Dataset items

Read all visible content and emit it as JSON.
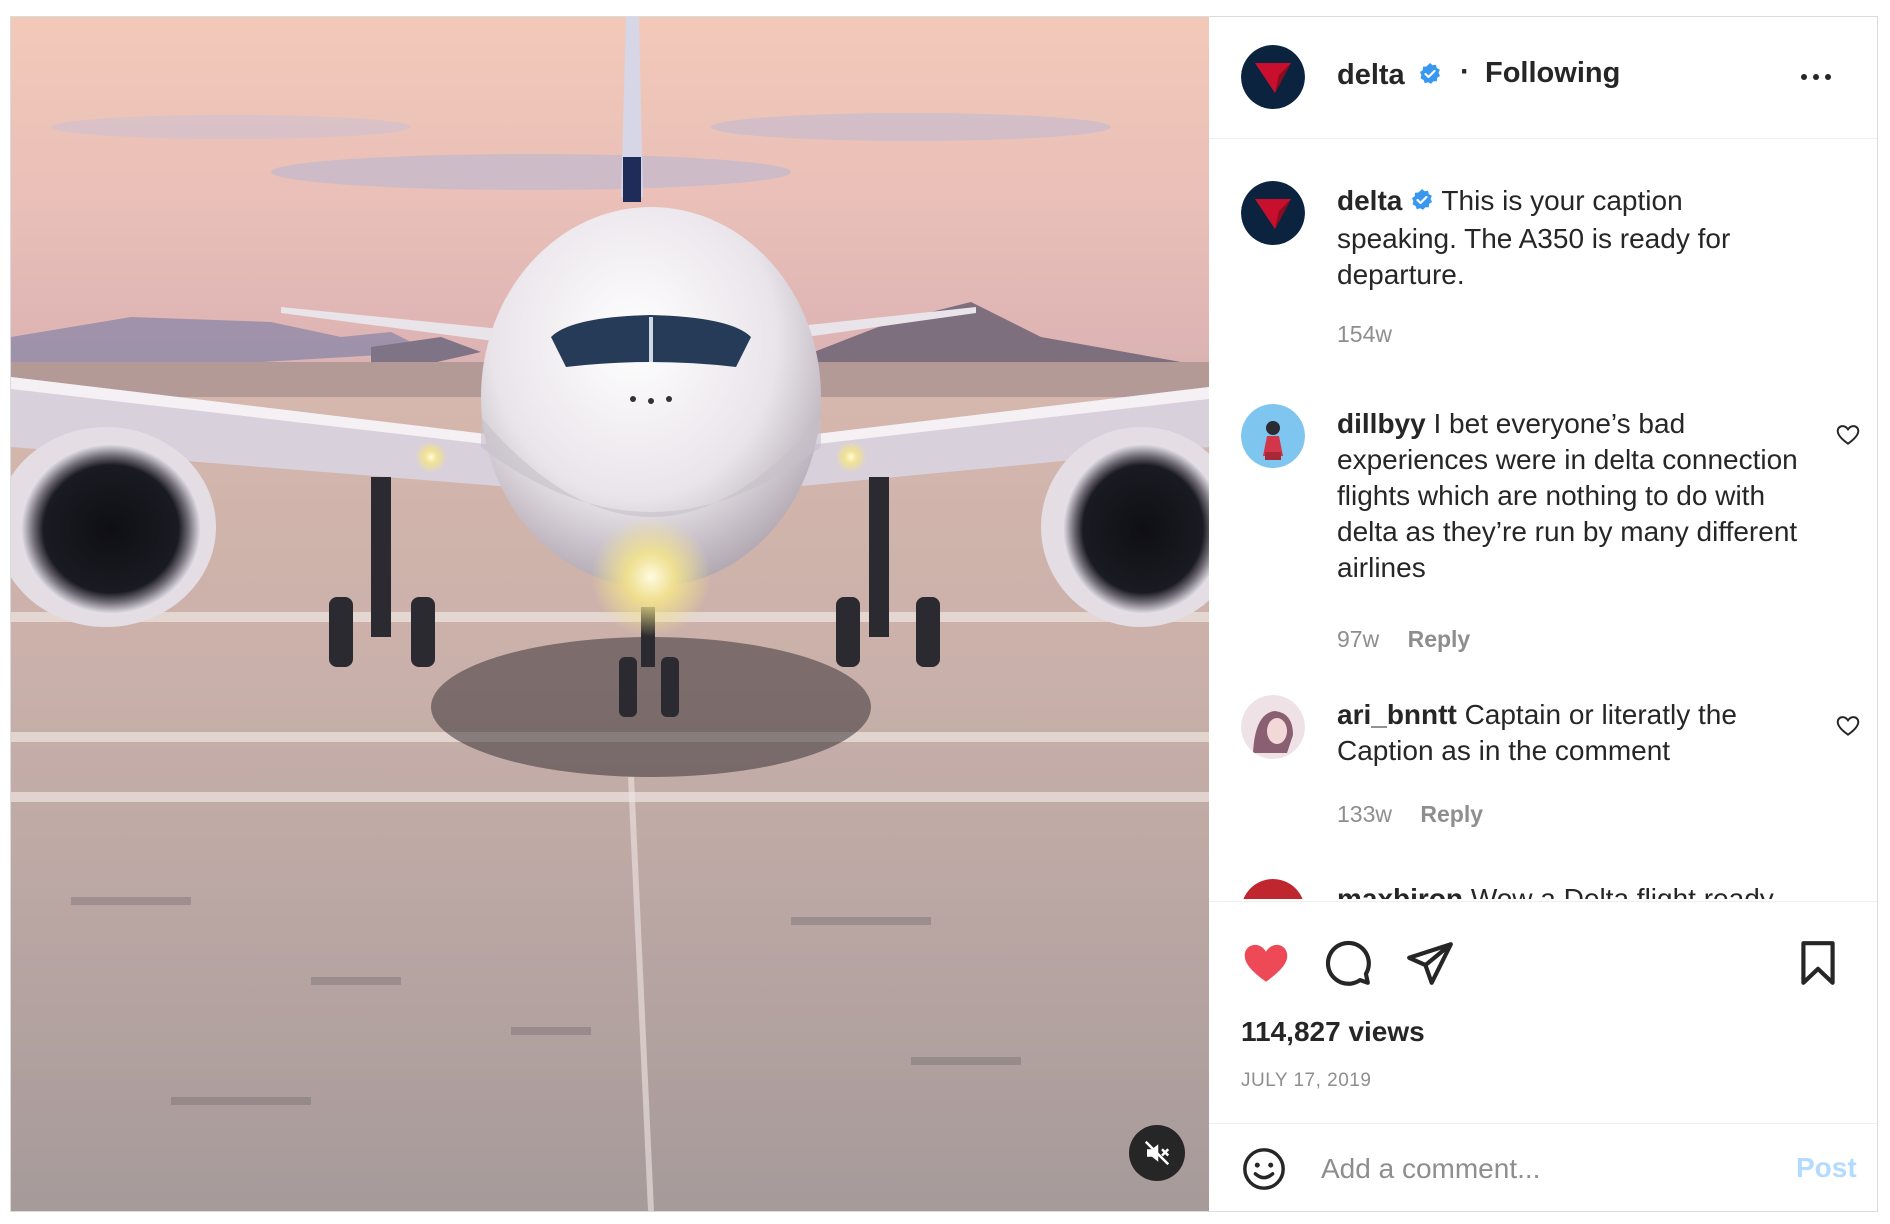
{
  "post": {
    "account": {
      "username": "delta",
      "verified": true,
      "separator": "·",
      "follow_status": "Following"
    },
    "media": {
      "type": "video",
      "muted": true,
      "mute_icon": "speaker-muted-icon"
    },
    "caption": {
      "username": "delta",
      "text": "This is your caption speaking. The A350 is ready for departure.",
      "age": "154w"
    },
    "comments": [
      {
        "username": "dillbyy",
        "text": "I bet everyone’s bad experiences were in delta connection flights which are nothing to do with delta as they’re run by many different airlines",
        "age": "97w",
        "reply_label": "Reply"
      },
      {
        "username": "ari_bnntt",
        "text": "Captain or literatly the Caption as in the comment",
        "age": "133w",
        "reply_label": "Reply"
      },
      {
        "username": "maxbiron",
        "text": "Wow a Delta flight ready",
        "partially_visible": true
      }
    ],
    "actions": {
      "liked": true,
      "icons": [
        "heart-icon",
        "comment-icon",
        "share-icon",
        "bookmark-icon"
      ]
    },
    "views": "114,827 views",
    "date": "JULY 17, 2019",
    "add_comment": {
      "placeholder": "Add a comment...",
      "post_label": "Post",
      "emoji_icon": "emoji-icon"
    }
  },
  "colors": {
    "liked_heart": "#ed4956",
    "verified_badge": "#3897f0",
    "post_button_disabled": "#b3dbff",
    "secondary_text": "#8e8e8e"
  }
}
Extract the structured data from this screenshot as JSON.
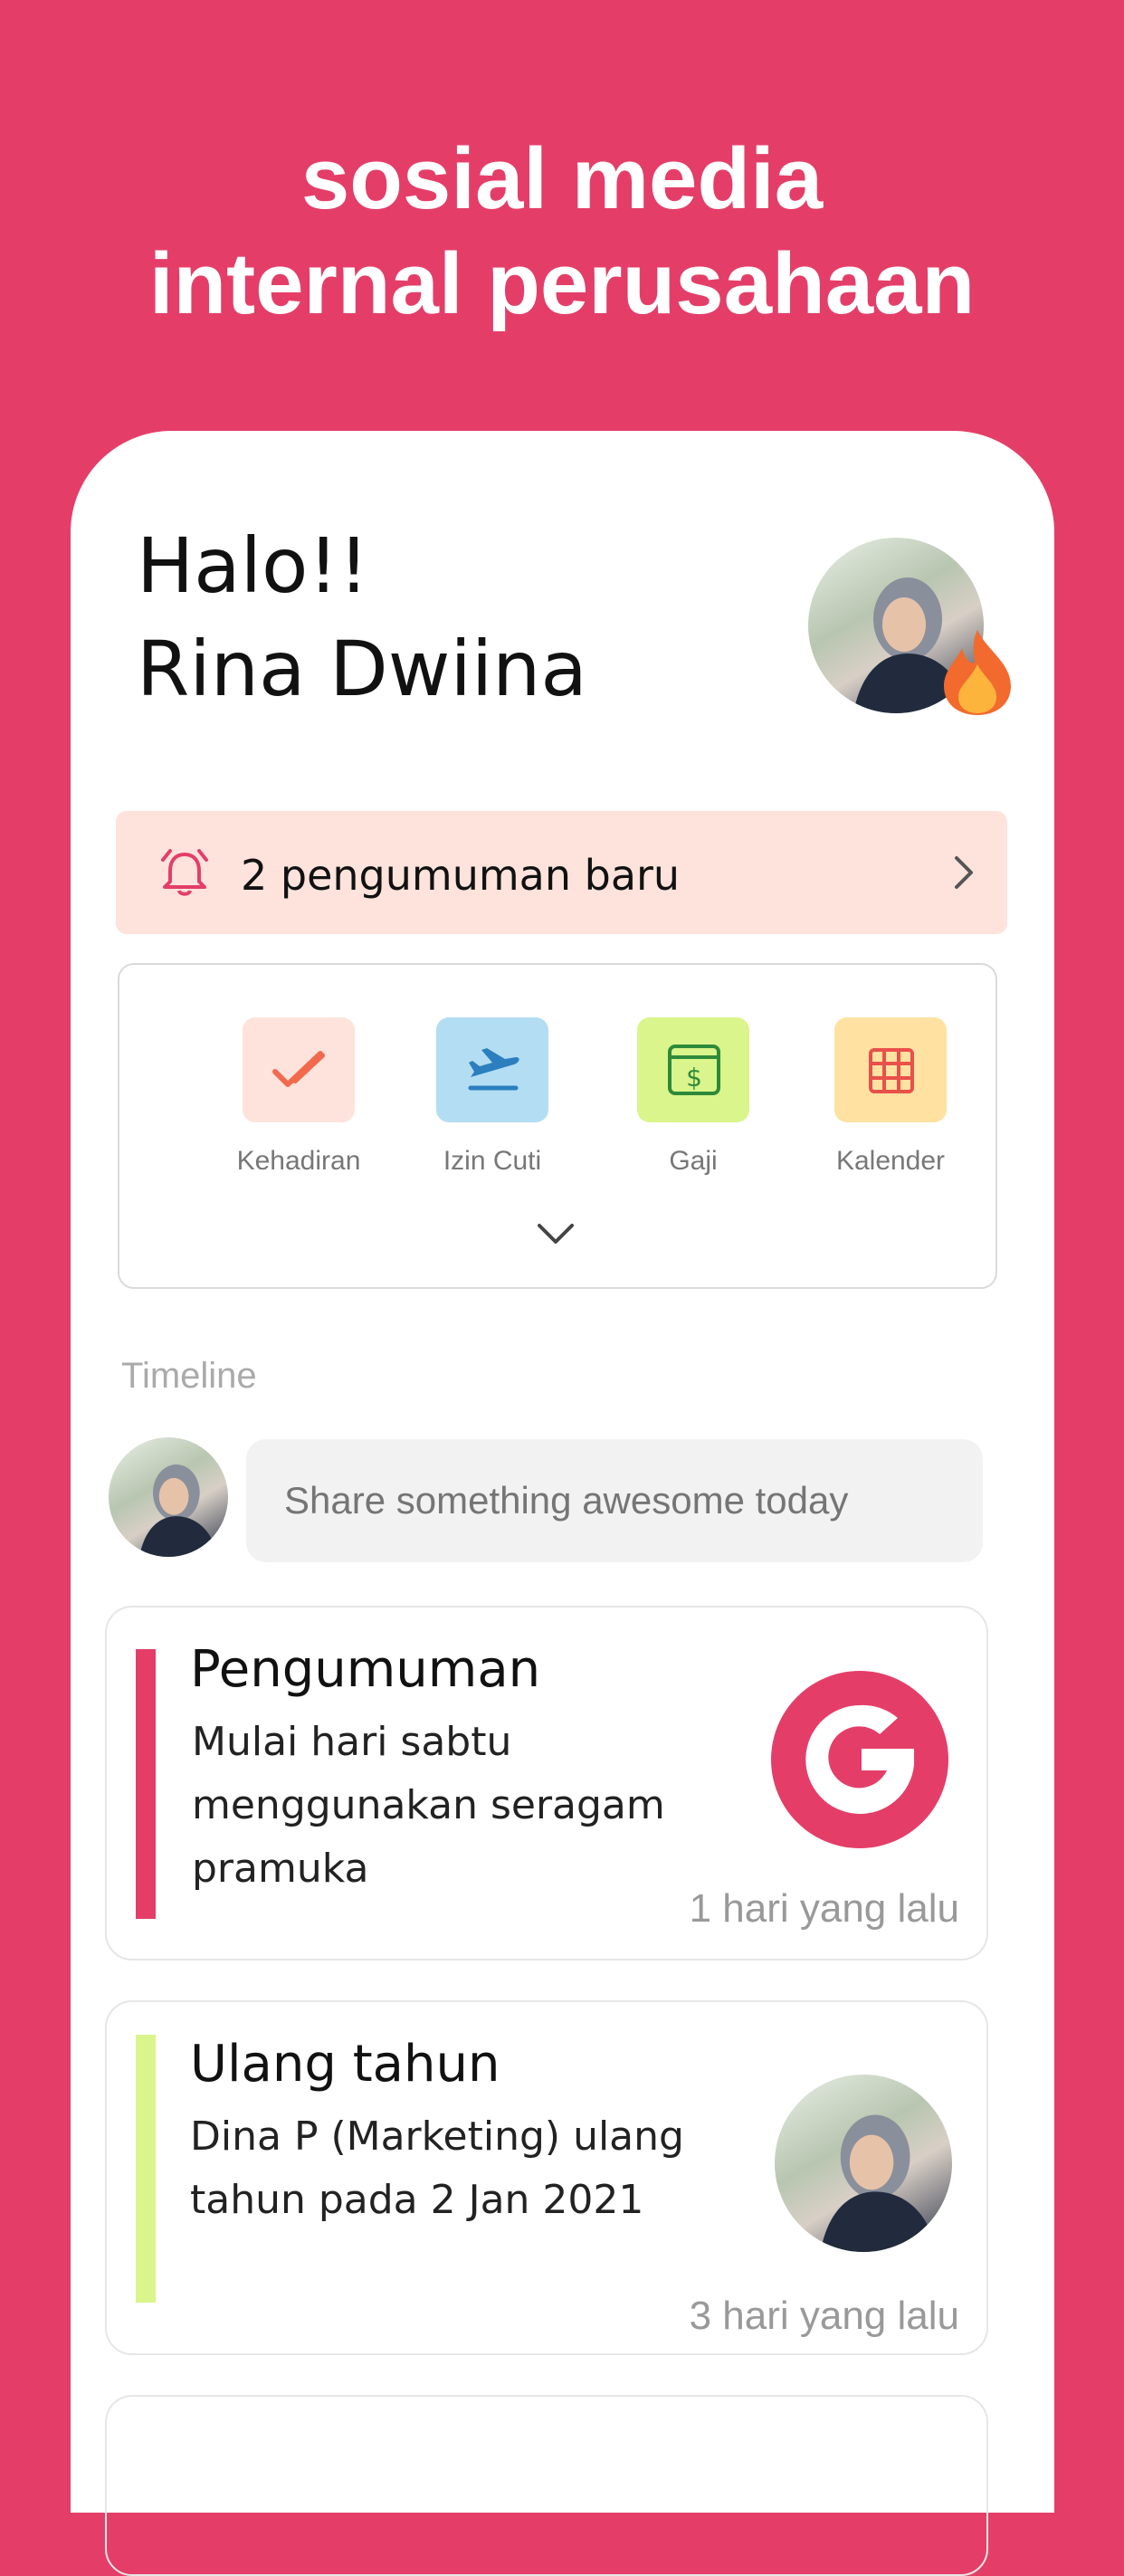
{
  "headline": {
    "line1": "sosial media",
    "line2": "internal perusahaan"
  },
  "greeting": {
    "hello": "Halo!!",
    "name": "Rina Dwiina"
  },
  "announcement": {
    "label": "2 pengumuman baru"
  },
  "menu": {
    "items": [
      {
        "label": "Kehadiran",
        "icon": "check-icon",
        "color": "#FDE3DB"
      },
      {
        "label": "Izin Cuti",
        "icon": "plane-departure-icon",
        "color": "#B3DDF2"
      },
      {
        "label": "Gaji",
        "icon": "salary-icon",
        "color": "#D9F58B"
      },
      {
        "label": "Kalender",
        "icon": "calendar-grid-icon",
        "color": "#FFE1A1"
      }
    ]
  },
  "timeline": {
    "title": "Timeline",
    "share_placeholder": "Share something awesome today"
  },
  "posts": [
    {
      "title": "Pengumuman",
      "body": "Mulai hari sabtu menggunakan seragam pramuka",
      "time": "1 hari yang lalu",
      "accent": "#E43E68"
    },
    {
      "title": "Ulang tahun",
      "body": "Dina P (Marketing) ulang tahun pada  2 Jan 2021",
      "time": "3 hari yang lalu",
      "accent": "#D9F58B"
    }
  ],
  "colors": {
    "brand": "#E43E68",
    "announce_bg": "#FDE3DB"
  }
}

**GOAL**
Omit every picture, then reproduce the rest of the listing exactly.

**TASK OUTPUT**
Read all visible content and emit it as JSON.
{
  "post": {
    "account": {
      "username": "delta",
      "verified": true,
      "separator": "·",
      "follow_status": "Following"
    },
    "media": {
      "type": "video",
      "muted": true,
      "mute_icon": "speaker-muted-icon"
    },
    "caption": {
      "username": "delta",
      "text": "This is your caption speaking. The A350 is ready for departure.",
      "age": "154w"
    },
    "comments": [
      {
        "username": "dillbyy",
        "text": "I bet everyone’s bad experiences were in delta connection flights which are nothing to do with delta as they’re run by many different airlines",
        "age": "97w",
        "reply_label": "Reply"
      },
      {
        "username": "ari_bnntt",
        "text": "Captain or literatly the Caption as in the comment",
        "age": "133w",
        "reply_label": "Reply"
      },
      {
        "username": "maxbiron",
        "text": "Wow a Delta flight ready",
        "partially_visible": true
      }
    ],
    "actions": {
      "liked": true,
      "icons": [
        "heart-icon",
        "comment-icon",
        "share-icon",
        "bookmark-icon"
      ]
    },
    "views": "114,827 views",
    "date": "JULY 17, 2019",
    "add_comment": {
      "placeholder": "Add a comment...",
      "post_label": "Post",
      "emoji_icon": "emoji-icon"
    }
  },
  "colors": {
    "liked_heart": "#ed4956",
    "verified_badge": "#3897f0",
    "post_button_disabled": "#b3dbff",
    "secondary_text": "#8e8e8e"
  }
}
Extract the structured data from this screenshot as JSON.
{
  "headline": {
    "line1": "sosial media",
    "line2": "internal perusahaan"
  },
  "greeting": {
    "hello": "Halo!!",
    "name": "Rina Dwiina"
  },
  "announcement": {
    "label": "2 pengumuman baru"
  },
  "menu": {
    "items": [
      {
        "label": "Kehadiran",
        "icon": "check-icon",
        "color": "#FDE3DB"
      },
      {
        "label": "Izin Cuti",
        "icon": "plane-departure-icon",
        "color": "#B3DDF2"
      },
      {
        "label": "Gaji",
        "icon": "salary-icon",
        "color": "#D9F58B"
      },
      {
        "label": "Kalender",
        "icon": "calendar-grid-icon",
        "color": "#FFE1A1"
      }
    ]
  },
  "timeline": {
    "title": "Timeline",
    "share_placeholder": "Share something awesome today"
  },
  "posts": [
    {
      "title": "Pengumuman",
      "body": "Mulai hari sabtu menggunakan seragam pramuka",
      "time": "1 hari yang lalu",
      "accent": "#E43E68"
    },
    {
      "title": "Ulang tahun",
      "body": "Dina P (Marketing) ulang tahun pada  2 Jan 2021",
      "time": "3 hari yang lalu",
      "accent": "#D9F58B"
    }
  ],
  "colors": {
    "brand": "#E43E68",
    "announce_bg": "#FDE3DB"
  }
}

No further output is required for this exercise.